> **Exercise aim**
In the listing below, find every line with the string "data" and pull it out.
************
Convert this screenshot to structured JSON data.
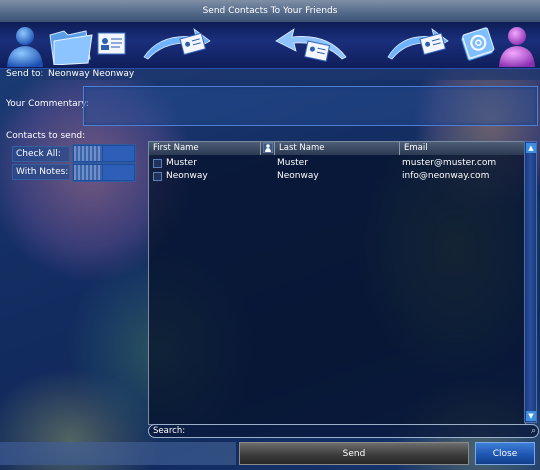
{
  "window": {
    "title": "Send Contacts To Your Friends"
  },
  "banner": {
    "icons": [
      "user-silhouette-icon",
      "folder-icon",
      "contact-card-icon",
      "send-card-arrow-icon",
      "receive-card-arrow-icon",
      "send-card-arrow-icon",
      "email-address-book-icon",
      "user-silhouette-icon"
    ]
  },
  "send_to": {
    "label": "Send to:",
    "value": "Neonway Neonway"
  },
  "commentary": {
    "label": "Your Commentary:",
    "value": ""
  },
  "contacts": {
    "label": "Contacts to send:",
    "check_all_label": "Check All:",
    "with_notes_label": "With Notes:"
  },
  "table": {
    "columns": [
      "First Name",
      "Last Name",
      "Email"
    ],
    "rows": [
      {
        "first": "Muster",
        "last": "Muster",
        "email": "muster@muster.com"
      },
      {
        "first": "Neonway",
        "last": "Neonway",
        "email": "info@neonway.com"
      }
    ]
  },
  "search": {
    "label": "Search:",
    "value": ""
  },
  "buttons": {
    "send": "Send",
    "close": "Close"
  }
}
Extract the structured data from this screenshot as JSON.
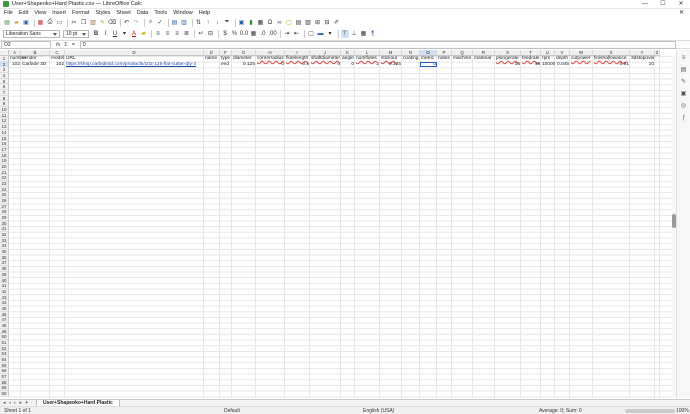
************
> **Solution**
Convert this screenshot to structured JSON data.
Extract the structured data from this screenshot as JSON.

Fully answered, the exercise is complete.